## GIVEN EXERCISE
Output every line exactly as written. Leave out pictures.

— BEGIN —

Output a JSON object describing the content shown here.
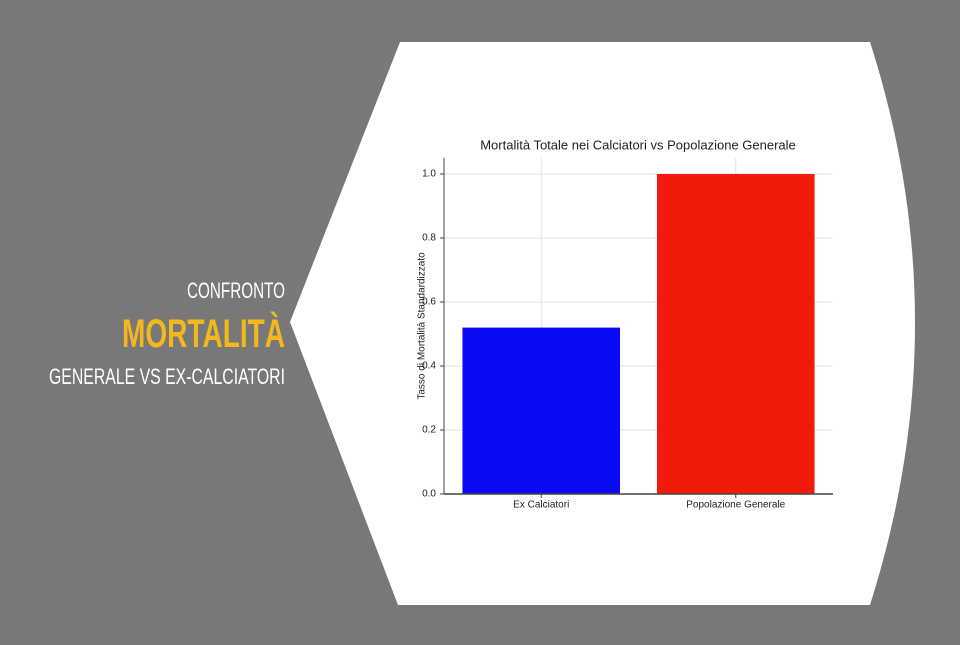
{
  "slide": {
    "kicker": "CONFRONTO",
    "title": "MORTALITÀ",
    "subtitle": "GENERALE VS EX-CALCIATORI"
  },
  "chart_data": {
    "type": "bar",
    "title": "Mortalità Totale nei Calciatori vs Popolazione Generale",
    "y_label": "Tasso di Mortalità Standardizzato",
    "categories": [
      "Ex Calciatori",
      "Popolazione Generale"
    ],
    "values": [
      0.52,
      1.0
    ],
    "colors": [
      "#0a0af5",
      "#f21a0a"
    ],
    "ylim": [
      0,
      1.05
    ],
    "yticks": [
      {
        "value": 0,
        "label": "0.0"
      },
      0.2,
      0.4,
      0.6,
      0.8,
      {
        "value": 1,
        "label": "1.0"
      }
    ],
    "grid": true
  }
}
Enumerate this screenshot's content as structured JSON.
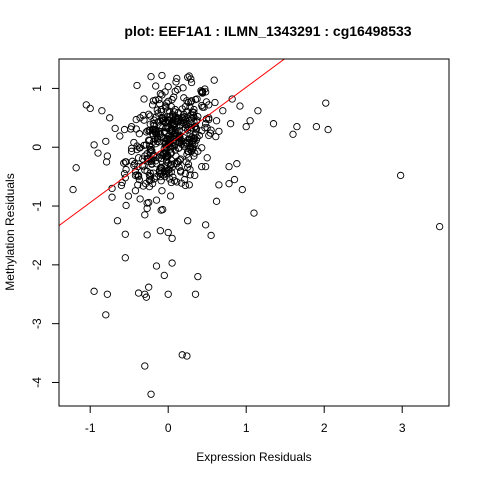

— END —

## THE ANSWER
Output a JSON object describing the content shown here.
{
  "slide": {
    "kicker": "CONFRONTO",
    "title": "MORTALITÀ",
    "subtitle": "GENERALE VS EX-CALCIATORI"
  },
  "chart_data": {
    "type": "bar",
    "title": "Mortalità Totale nei Calciatori vs Popolazione Generale",
    "y_label": "Tasso di Mortalità Standardizzato",
    "categories": [
      "Ex Calciatori",
      "Popolazione Generale"
    ],
    "values": [
      0.52,
      1.0
    ],
    "colors": [
      "#0a0af5",
      "#f21a0a"
    ],
    "ylim": [
      0,
      1.05
    ],
    "yticks": [
      {
        "value": 0,
        "label": "0.0"
      },
      0.2,
      0.4,
      0.6,
      0.8,
      {
        "value": 1,
        "label": "1.0"
      }
    ],
    "grid": true
  }
}
Enumerate this screenshot's content as structured JSON.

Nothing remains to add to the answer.